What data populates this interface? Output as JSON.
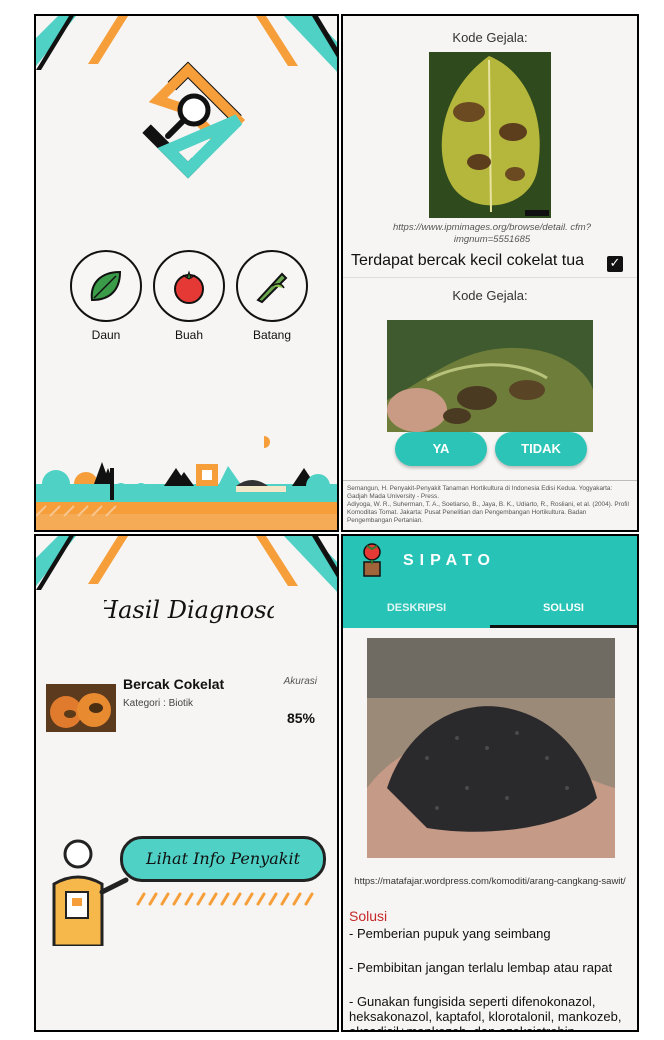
{
  "home": {
    "menu": [
      {
        "label": "Daun",
        "icon": "leaf-icon"
      },
      {
        "label": "Buah",
        "icon": "tomato-icon"
      },
      {
        "label": "Batang",
        "icon": "stem-icon"
      }
    ],
    "colors": {
      "teal": "#4fd1c5",
      "orange": "#f59e3a",
      "black": "#111111"
    }
  },
  "gejala": {
    "kode_label_1": "Kode Gejala:",
    "image_caption": "https://www.ipmimages.org/browse/detail. cfm?imgnum=5551685",
    "symptom_text": "Terdapat bercak kecil cokelat tua",
    "symptom_checked": true,
    "kode_label_2": "Kode Gejala:",
    "btn_yes": "YA",
    "btn_no": "TIDAK",
    "references": [
      "Semangun, H. Penyakit-Penyakit Tanaman Hortikultura di Indonesia Edisi Kedua. Yogyakarta: Gadjah Mada University - Press.",
      "Adiyoga, W. R., Suherman, T. A., Soetiarso, B., Jaya, B. K., Udiarto, R., Rosliani, et al. (2004). Profil Komoditas Tomat. Jakarta: Pusat Penelitian dan Pengembangan Hortikultura. Badan Pengembangan Pertanian."
    ]
  },
  "hasil": {
    "title": "Hasil Diagnosa",
    "result_name": "Bercak Cokelat",
    "result_category": "Kategori : Biotik",
    "accuracy_label": "Akurasi",
    "accuracy_value": "85%",
    "info_button": "Lihat Info Penyakit"
  },
  "solusi": {
    "app_title": "SIPATO",
    "tabs": [
      {
        "label": "DESKRIPSI",
        "active": false
      },
      {
        "label": "SOLUSI",
        "active": true
      }
    ],
    "image_caption": "https://matafajar.wordpress.com/komoditi/arang-cangkang-sawit/",
    "heading": "Solusi",
    "items": [
      "- Pemberian pupuk yang seimbang",
      "- Pembibitan jangan terlalu lembap atau rapat",
      "- Gunakan fungisida seperti difenokonazol, heksakonazol, kaptafol, klorotalonil, mankozeb, oksadisil+mankozeb, dan azoksistrobin"
    ],
    "colors": {
      "appbar": "#27c3b6",
      "heading": "#c62828"
    }
  }
}
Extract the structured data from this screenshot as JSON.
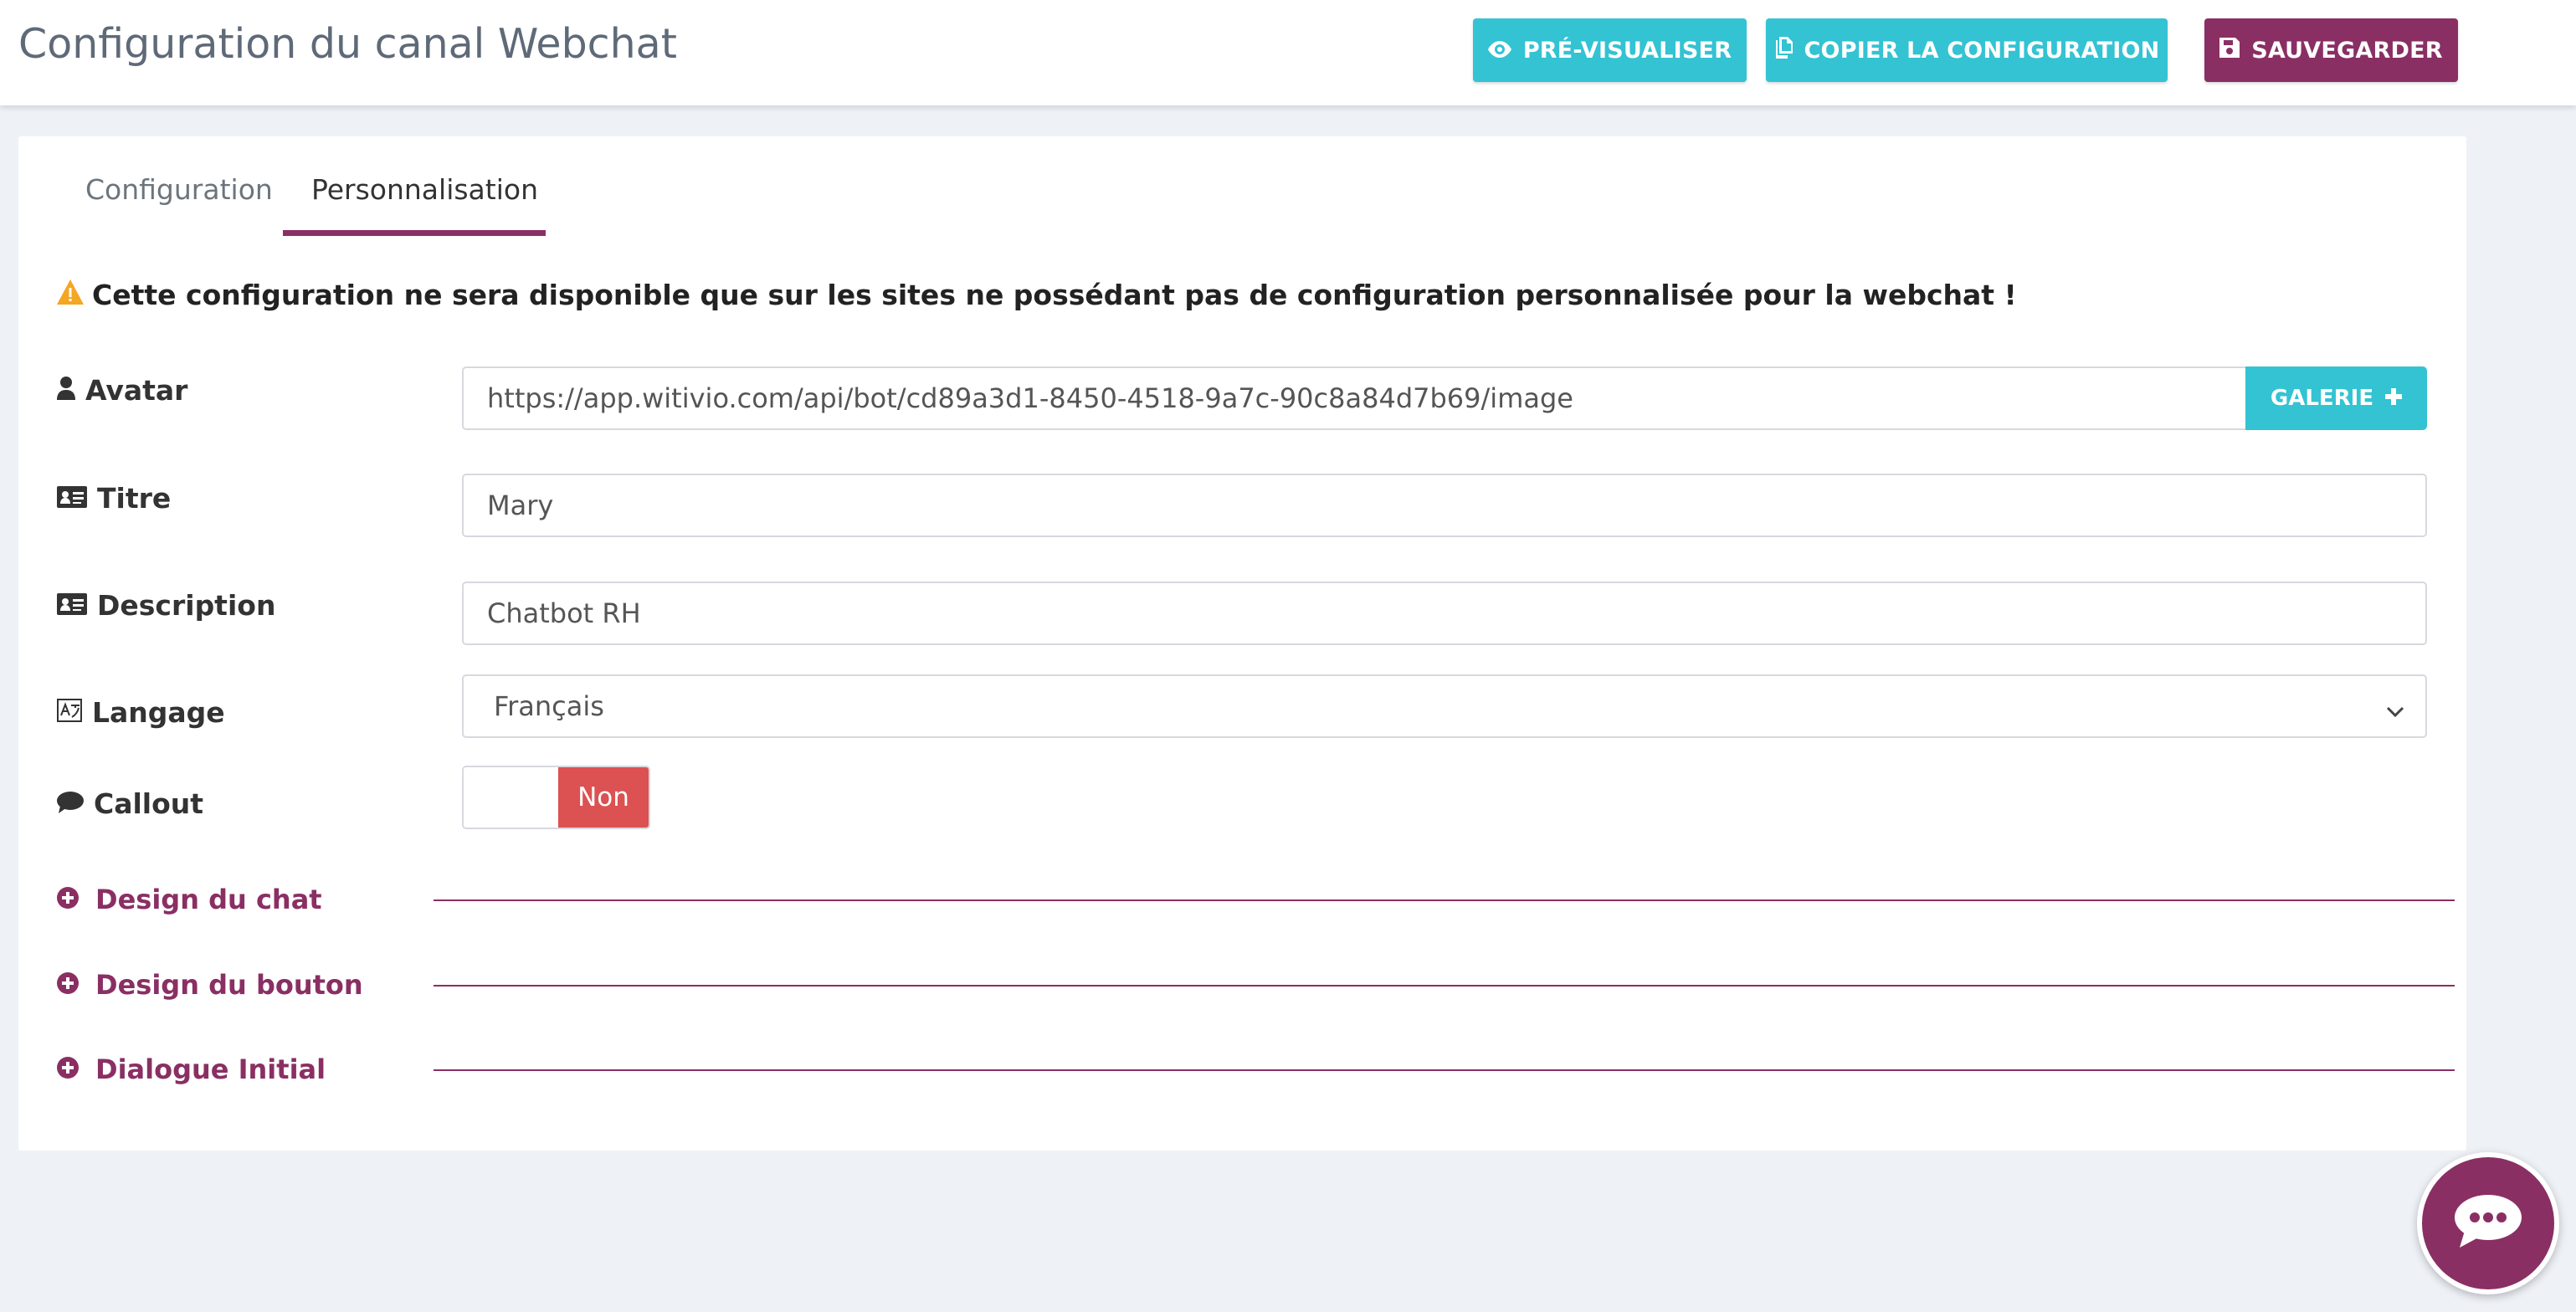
{
  "header": {
    "title": "Configuration du canal Webchat",
    "preview_label": "PRÉ-VISUALISER",
    "copy_label": "COPIER LA CONFIGURATION",
    "save_label": "SAUVEGARDER"
  },
  "tabs": [
    {
      "label": "Configuration",
      "active": false
    },
    {
      "label": "Personnalisation",
      "active": true
    }
  ],
  "warning": "Cette configuration ne sera disponible que sur les sites ne possédant pas de configuration personnalisée pour la webchat !",
  "form": {
    "avatar": {
      "label": "Avatar",
      "value": "https://app.witivio.com/api/bot/cd89a3d1-8450-4518-9a7c-90c8a84d7b69/image",
      "button_label": "GALERIE"
    },
    "titre": {
      "label": "Titre",
      "value": "Mary"
    },
    "description": {
      "label": "Description",
      "value": "Chatbot RH"
    },
    "langage": {
      "label": "Langage",
      "value": "Français"
    },
    "callout": {
      "label": "Callout",
      "state": "Non"
    }
  },
  "sections": [
    {
      "label": "Design du chat"
    },
    {
      "label": "Design du bouton"
    },
    {
      "label": "Dialogue Initial"
    }
  ],
  "colors": {
    "teal": "#33c3d3",
    "plum": "#8a2f63",
    "toggle_off": "#dc5151",
    "warning": "#f5a623"
  },
  "icons": {
    "preview": "eye-icon",
    "copy": "copy-icon",
    "save": "floppy-disk-icon",
    "warning": "warning-triangle-icon",
    "avatar": "user-icon",
    "titre": "id-card-icon",
    "description": "id-card-icon",
    "langage": "language-icon",
    "callout": "speech-bubble-icon",
    "section": "plus-circle-icon",
    "fab": "chat-bubble-icon"
  }
}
● ● ● ● ●
Task objective:
Pull out all lines containing the word "Penyakit" from the entries above.

Answer for this exercise:
      "Semangun, H. Penyakit-Penyakit Tanaman Hortikultura di Indonesia Edisi Kedua. Yogyakarta: Gadjah Mada University - Press.",
    "info_button": "Lihat Info Penyakit"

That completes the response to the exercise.